--- start Data shown ---
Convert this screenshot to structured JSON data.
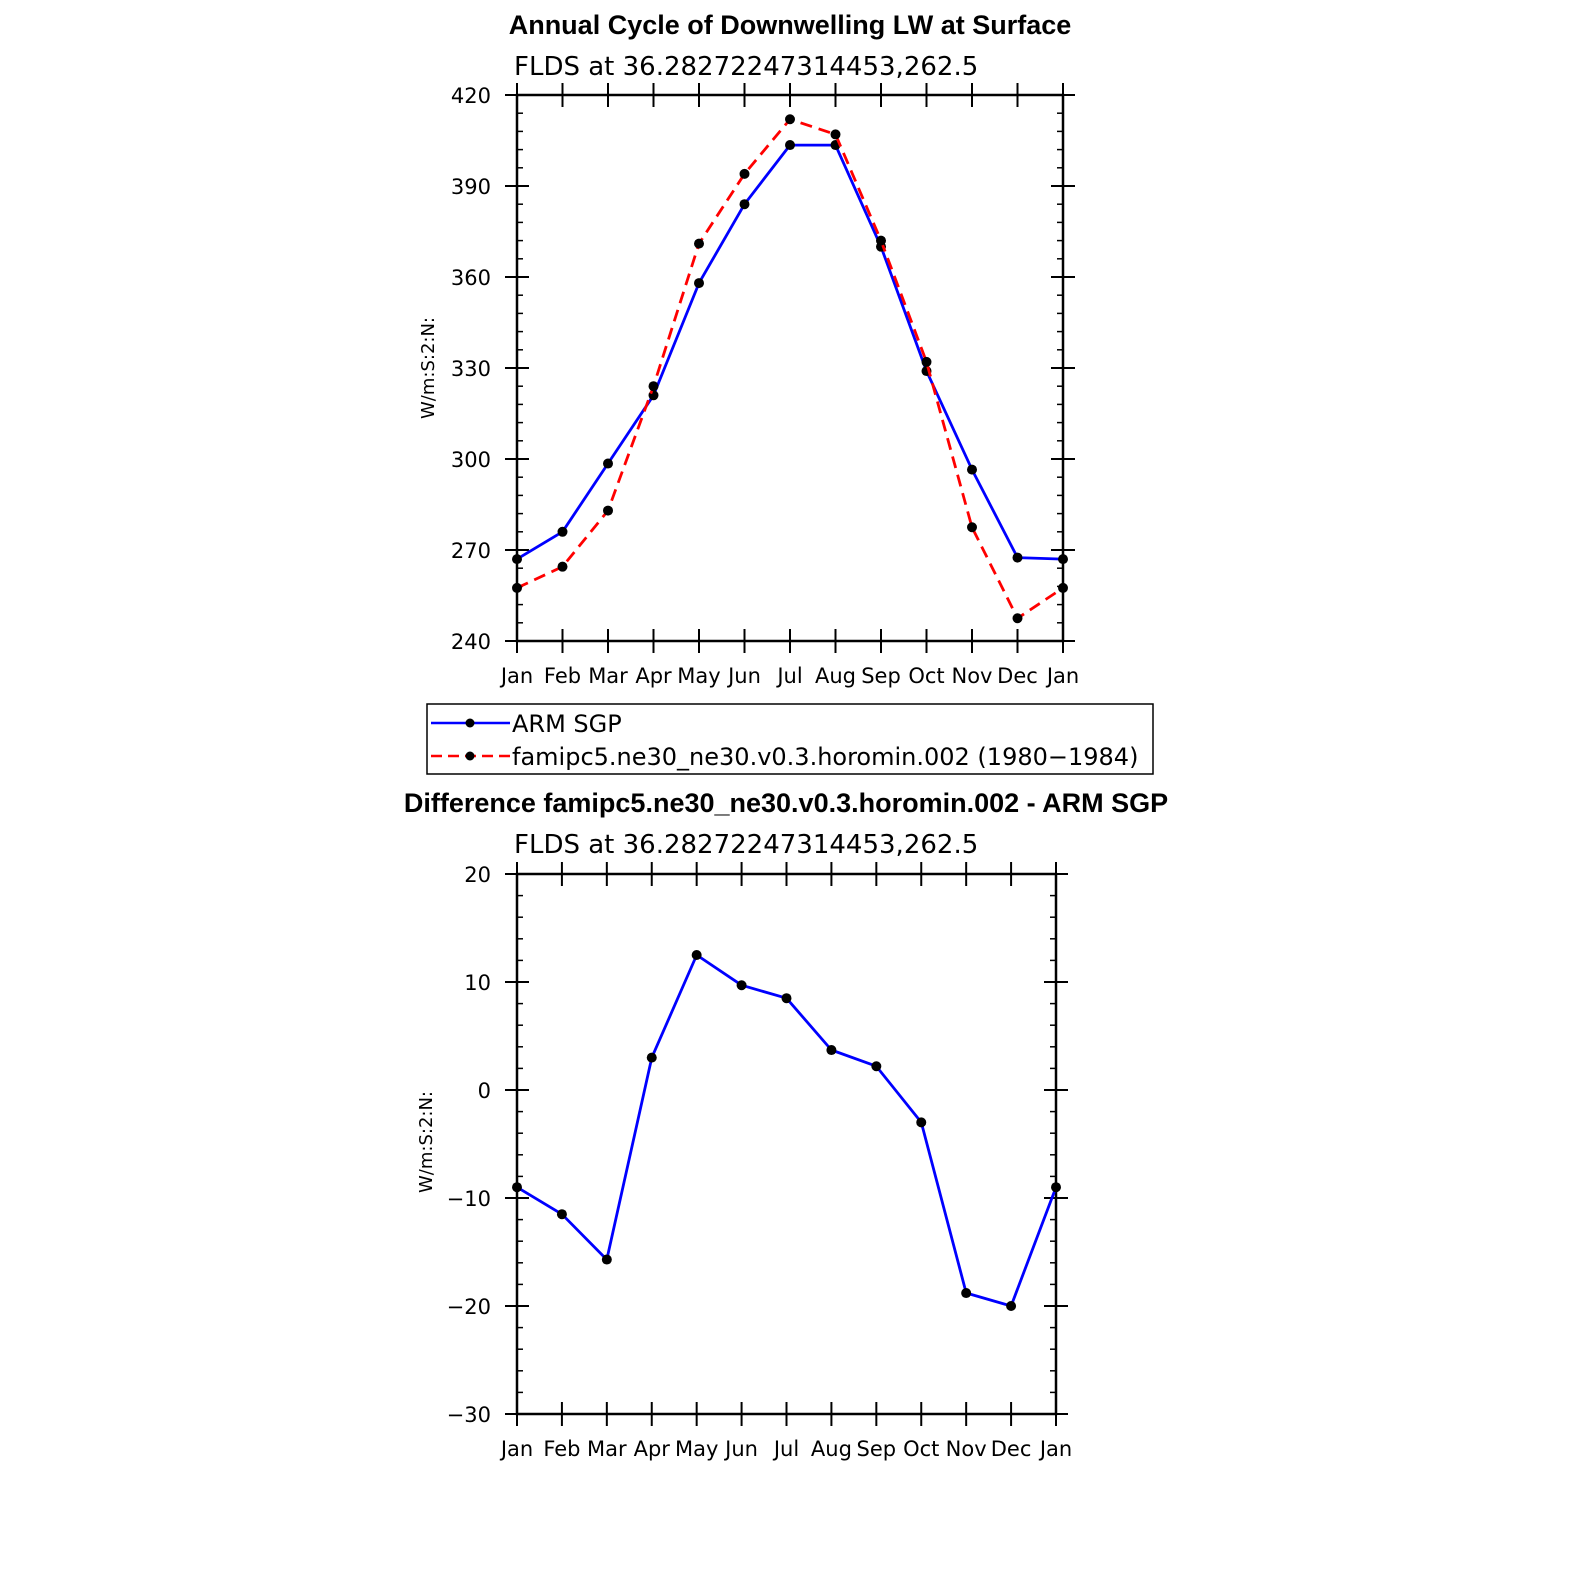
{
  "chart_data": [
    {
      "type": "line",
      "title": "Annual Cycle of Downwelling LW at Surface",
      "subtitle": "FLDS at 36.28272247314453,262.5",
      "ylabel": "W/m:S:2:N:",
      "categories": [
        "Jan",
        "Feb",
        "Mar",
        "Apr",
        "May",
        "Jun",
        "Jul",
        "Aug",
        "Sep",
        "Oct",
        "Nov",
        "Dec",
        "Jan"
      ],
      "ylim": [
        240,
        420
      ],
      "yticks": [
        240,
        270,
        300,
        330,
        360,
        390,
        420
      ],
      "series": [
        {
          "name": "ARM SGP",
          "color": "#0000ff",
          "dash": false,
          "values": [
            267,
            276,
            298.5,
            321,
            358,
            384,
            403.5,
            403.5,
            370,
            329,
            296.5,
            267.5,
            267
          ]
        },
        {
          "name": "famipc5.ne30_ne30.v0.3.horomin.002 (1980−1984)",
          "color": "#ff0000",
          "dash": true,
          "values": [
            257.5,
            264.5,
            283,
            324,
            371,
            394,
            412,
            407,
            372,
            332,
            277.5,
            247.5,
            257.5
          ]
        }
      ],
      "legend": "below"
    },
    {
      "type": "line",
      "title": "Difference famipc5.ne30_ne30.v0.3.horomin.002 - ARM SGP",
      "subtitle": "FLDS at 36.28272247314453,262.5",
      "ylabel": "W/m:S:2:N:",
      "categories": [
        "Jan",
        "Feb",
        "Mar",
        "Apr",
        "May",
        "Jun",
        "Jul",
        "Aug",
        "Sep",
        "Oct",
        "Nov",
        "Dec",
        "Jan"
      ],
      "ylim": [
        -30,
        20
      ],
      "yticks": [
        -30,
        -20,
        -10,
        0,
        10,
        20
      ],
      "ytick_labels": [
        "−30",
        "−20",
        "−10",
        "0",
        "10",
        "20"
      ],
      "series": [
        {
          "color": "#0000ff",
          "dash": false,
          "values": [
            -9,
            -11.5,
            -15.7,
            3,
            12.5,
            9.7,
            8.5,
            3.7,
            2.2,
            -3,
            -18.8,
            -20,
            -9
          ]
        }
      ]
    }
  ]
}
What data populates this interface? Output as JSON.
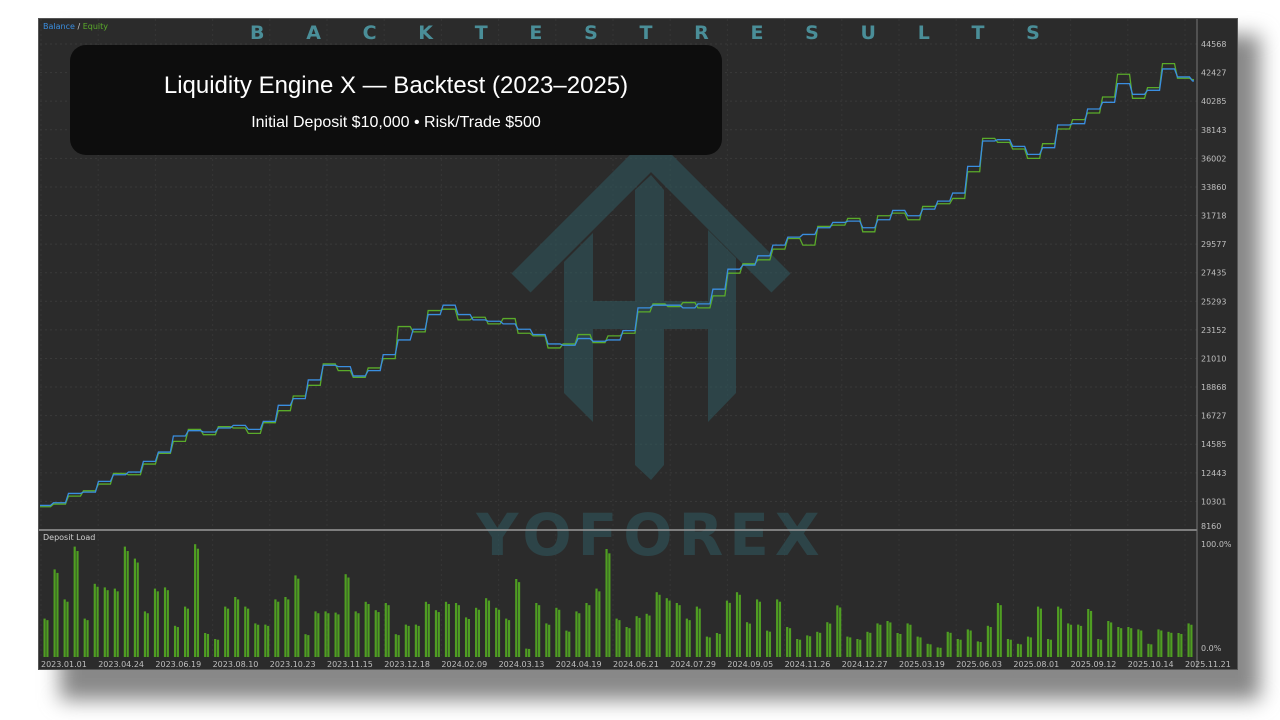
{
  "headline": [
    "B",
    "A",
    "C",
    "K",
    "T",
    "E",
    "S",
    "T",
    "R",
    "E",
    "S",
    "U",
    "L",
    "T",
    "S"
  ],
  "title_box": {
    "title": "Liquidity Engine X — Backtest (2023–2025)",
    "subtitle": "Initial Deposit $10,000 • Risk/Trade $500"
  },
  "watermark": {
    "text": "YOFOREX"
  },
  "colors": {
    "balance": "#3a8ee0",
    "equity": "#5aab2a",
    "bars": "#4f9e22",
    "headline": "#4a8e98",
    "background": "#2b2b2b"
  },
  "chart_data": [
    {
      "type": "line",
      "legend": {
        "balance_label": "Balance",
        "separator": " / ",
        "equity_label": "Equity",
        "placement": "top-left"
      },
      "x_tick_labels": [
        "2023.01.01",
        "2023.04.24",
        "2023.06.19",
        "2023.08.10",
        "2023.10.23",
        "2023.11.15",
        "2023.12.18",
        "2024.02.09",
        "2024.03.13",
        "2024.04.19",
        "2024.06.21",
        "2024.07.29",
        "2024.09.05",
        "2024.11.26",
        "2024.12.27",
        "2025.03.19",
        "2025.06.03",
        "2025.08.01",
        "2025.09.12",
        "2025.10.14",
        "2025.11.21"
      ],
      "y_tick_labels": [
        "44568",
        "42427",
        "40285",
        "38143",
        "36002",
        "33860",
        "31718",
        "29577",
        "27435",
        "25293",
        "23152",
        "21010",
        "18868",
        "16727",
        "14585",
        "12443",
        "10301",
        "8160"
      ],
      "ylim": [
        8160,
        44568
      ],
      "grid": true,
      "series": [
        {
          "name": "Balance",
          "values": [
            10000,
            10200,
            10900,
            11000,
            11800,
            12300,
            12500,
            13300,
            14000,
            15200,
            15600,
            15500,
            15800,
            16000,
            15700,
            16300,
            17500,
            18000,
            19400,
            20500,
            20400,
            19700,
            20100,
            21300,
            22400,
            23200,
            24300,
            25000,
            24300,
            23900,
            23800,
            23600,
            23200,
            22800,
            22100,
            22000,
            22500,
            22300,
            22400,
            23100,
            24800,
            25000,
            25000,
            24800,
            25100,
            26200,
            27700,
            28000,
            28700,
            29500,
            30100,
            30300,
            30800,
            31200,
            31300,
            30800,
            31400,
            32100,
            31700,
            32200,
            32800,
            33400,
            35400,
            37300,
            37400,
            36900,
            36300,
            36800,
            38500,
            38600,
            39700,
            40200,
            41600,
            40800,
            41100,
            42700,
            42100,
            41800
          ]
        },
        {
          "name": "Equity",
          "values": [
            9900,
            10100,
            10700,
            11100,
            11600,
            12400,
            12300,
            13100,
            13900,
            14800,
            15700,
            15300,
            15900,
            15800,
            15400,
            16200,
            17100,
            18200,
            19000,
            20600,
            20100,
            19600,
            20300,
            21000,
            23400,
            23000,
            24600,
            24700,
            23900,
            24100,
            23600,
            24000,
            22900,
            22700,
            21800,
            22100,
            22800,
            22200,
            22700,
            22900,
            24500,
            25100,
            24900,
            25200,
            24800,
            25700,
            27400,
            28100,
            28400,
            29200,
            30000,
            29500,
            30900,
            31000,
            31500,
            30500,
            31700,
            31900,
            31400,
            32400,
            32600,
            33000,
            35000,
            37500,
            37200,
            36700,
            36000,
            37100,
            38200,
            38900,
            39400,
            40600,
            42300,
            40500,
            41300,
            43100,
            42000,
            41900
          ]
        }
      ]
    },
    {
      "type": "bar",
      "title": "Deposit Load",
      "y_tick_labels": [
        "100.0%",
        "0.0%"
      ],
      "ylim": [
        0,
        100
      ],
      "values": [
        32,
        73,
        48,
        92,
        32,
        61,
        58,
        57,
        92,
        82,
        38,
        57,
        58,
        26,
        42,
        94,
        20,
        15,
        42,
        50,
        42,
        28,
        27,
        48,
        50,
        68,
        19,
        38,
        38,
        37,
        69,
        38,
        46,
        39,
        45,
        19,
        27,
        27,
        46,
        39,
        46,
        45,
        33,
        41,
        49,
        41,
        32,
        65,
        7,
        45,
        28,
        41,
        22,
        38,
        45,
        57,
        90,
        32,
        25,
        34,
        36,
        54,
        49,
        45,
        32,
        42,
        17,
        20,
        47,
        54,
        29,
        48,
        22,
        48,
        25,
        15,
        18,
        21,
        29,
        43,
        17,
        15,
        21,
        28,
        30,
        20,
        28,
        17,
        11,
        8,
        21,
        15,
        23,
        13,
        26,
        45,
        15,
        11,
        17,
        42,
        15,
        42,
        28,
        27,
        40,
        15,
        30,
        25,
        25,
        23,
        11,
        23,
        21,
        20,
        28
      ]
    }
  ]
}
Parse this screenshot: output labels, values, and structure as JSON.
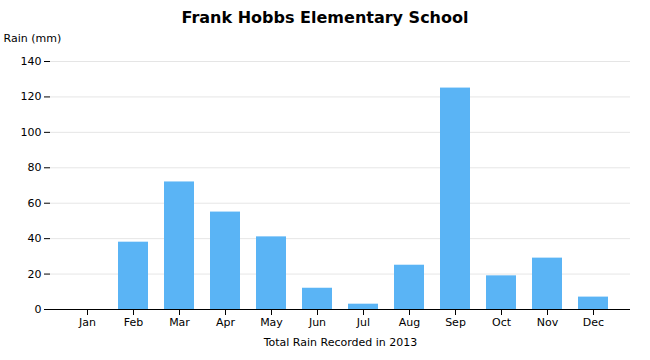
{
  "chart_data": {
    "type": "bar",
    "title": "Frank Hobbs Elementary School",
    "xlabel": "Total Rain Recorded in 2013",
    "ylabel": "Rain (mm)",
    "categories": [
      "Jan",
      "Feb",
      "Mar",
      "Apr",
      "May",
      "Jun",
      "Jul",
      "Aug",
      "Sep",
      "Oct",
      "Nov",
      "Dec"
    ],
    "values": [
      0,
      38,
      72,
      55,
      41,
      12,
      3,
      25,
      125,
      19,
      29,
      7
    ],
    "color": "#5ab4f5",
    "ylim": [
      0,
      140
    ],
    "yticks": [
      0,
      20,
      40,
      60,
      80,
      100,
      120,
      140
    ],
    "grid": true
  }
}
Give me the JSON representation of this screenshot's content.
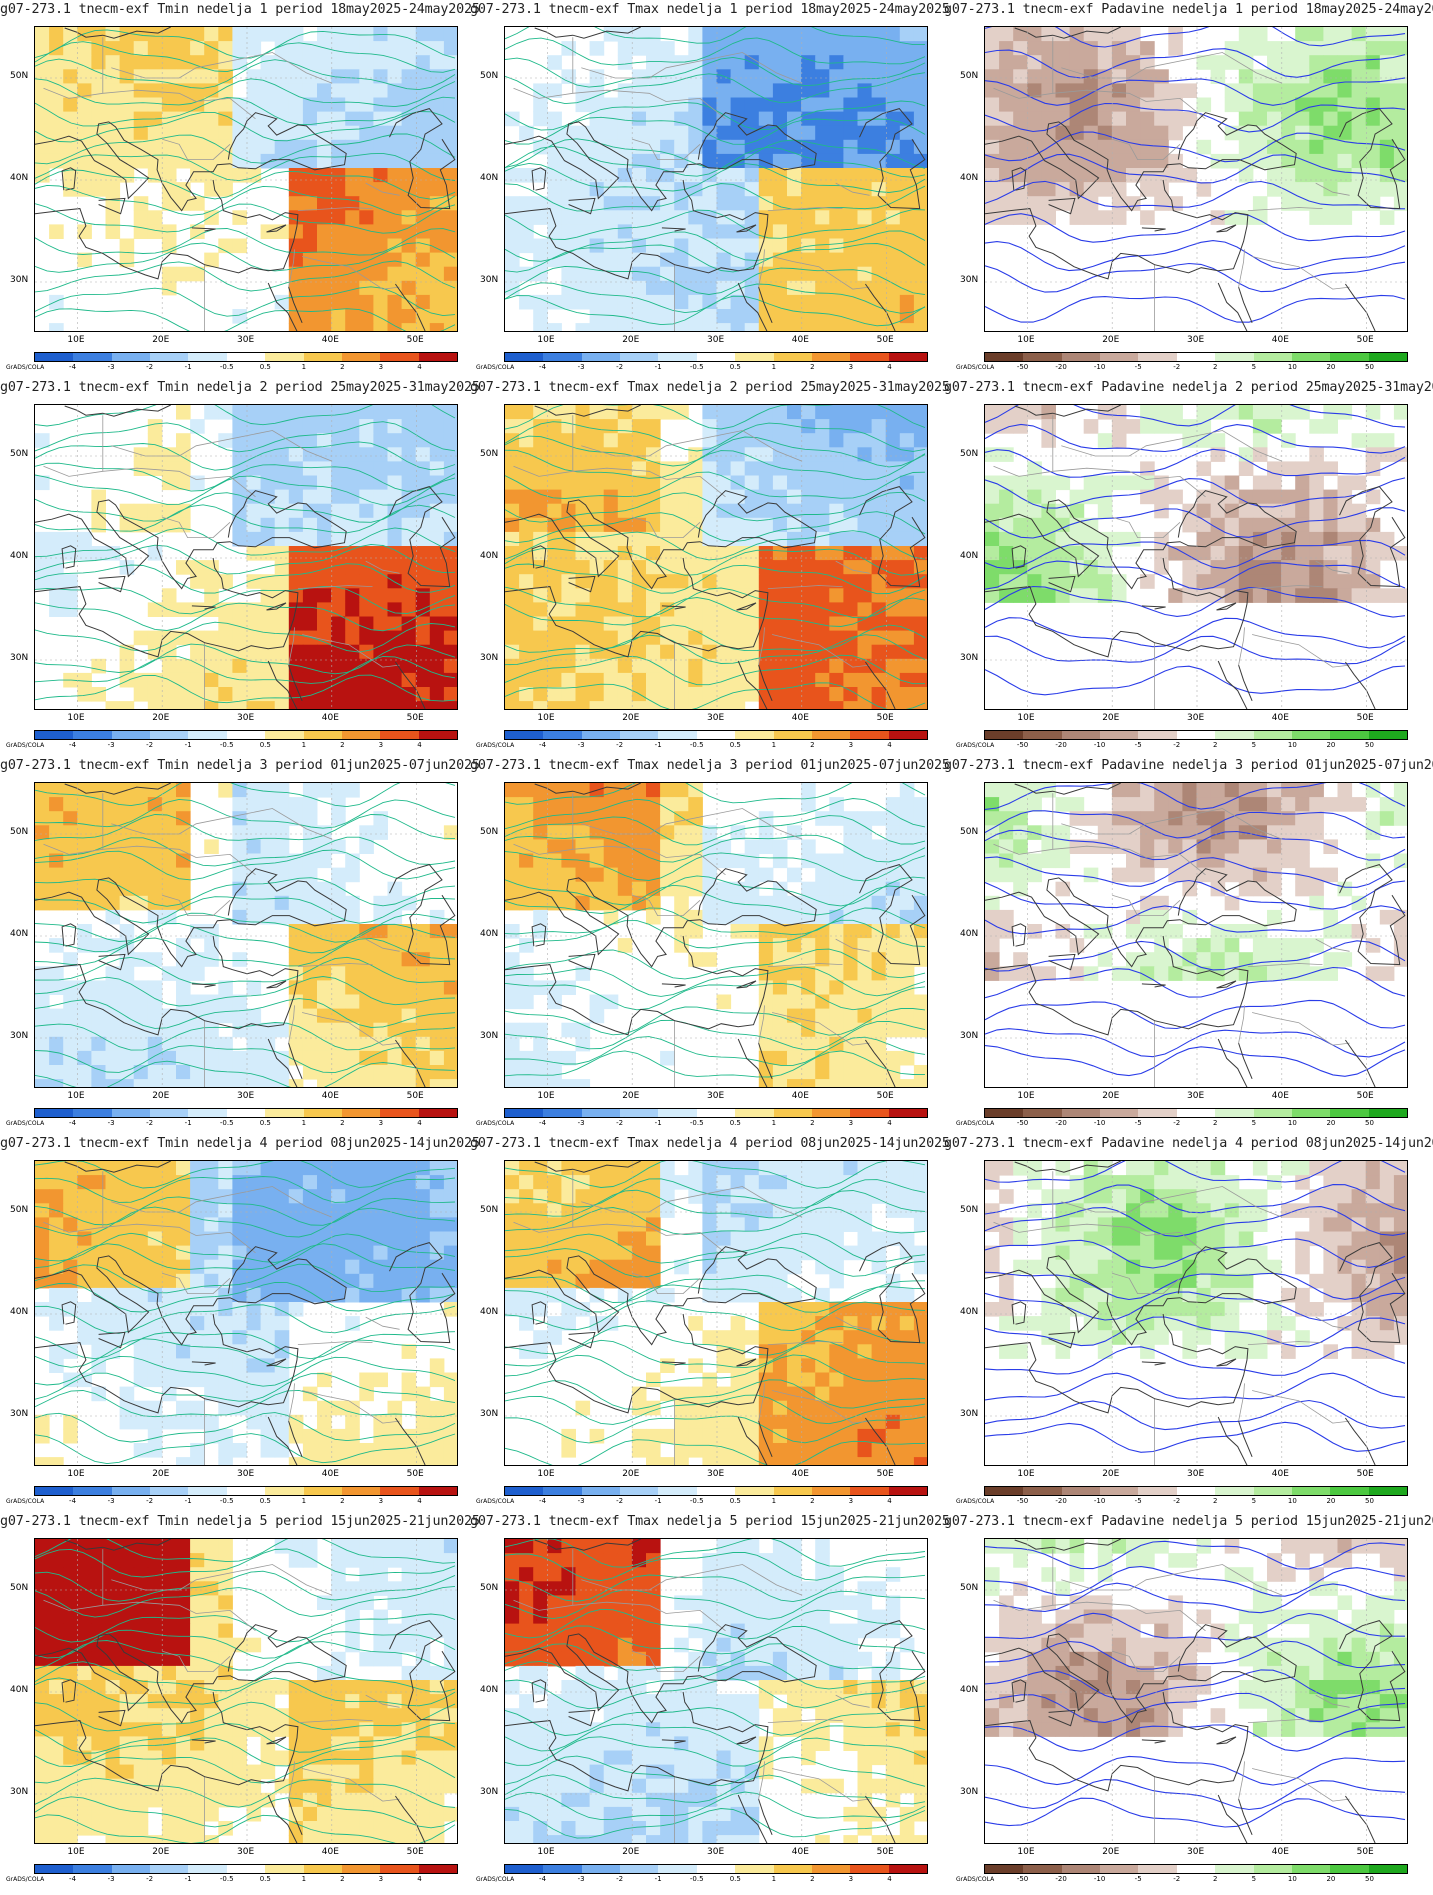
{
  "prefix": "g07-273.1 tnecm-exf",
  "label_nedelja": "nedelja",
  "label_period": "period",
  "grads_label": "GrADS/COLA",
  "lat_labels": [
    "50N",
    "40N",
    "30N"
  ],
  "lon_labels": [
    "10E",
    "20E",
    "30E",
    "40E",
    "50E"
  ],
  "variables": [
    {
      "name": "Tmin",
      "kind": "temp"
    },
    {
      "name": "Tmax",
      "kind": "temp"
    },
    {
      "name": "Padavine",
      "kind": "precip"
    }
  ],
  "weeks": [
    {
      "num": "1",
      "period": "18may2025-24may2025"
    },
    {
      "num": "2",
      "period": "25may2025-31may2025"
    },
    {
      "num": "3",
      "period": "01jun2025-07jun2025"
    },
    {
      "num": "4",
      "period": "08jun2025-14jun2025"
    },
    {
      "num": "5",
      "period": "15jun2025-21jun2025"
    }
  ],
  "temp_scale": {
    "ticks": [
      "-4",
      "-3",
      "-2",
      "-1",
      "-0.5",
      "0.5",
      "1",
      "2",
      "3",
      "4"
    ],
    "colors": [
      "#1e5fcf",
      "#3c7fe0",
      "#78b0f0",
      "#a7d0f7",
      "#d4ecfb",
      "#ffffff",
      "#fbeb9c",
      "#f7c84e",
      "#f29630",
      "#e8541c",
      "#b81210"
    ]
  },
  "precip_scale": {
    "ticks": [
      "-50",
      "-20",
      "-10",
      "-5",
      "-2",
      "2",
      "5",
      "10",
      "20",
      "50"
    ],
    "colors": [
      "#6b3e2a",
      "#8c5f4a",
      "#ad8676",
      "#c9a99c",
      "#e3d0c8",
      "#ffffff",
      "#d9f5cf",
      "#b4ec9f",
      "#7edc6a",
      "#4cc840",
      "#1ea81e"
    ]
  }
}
--- end Data shown ---
Problem ▸ Where a line of the data holds "Deposit", show that line.

Solution below ▸
    "subtitle": "Initial Deposit $10,000 • Risk/Trade $500"
      "title": "Deposit Load",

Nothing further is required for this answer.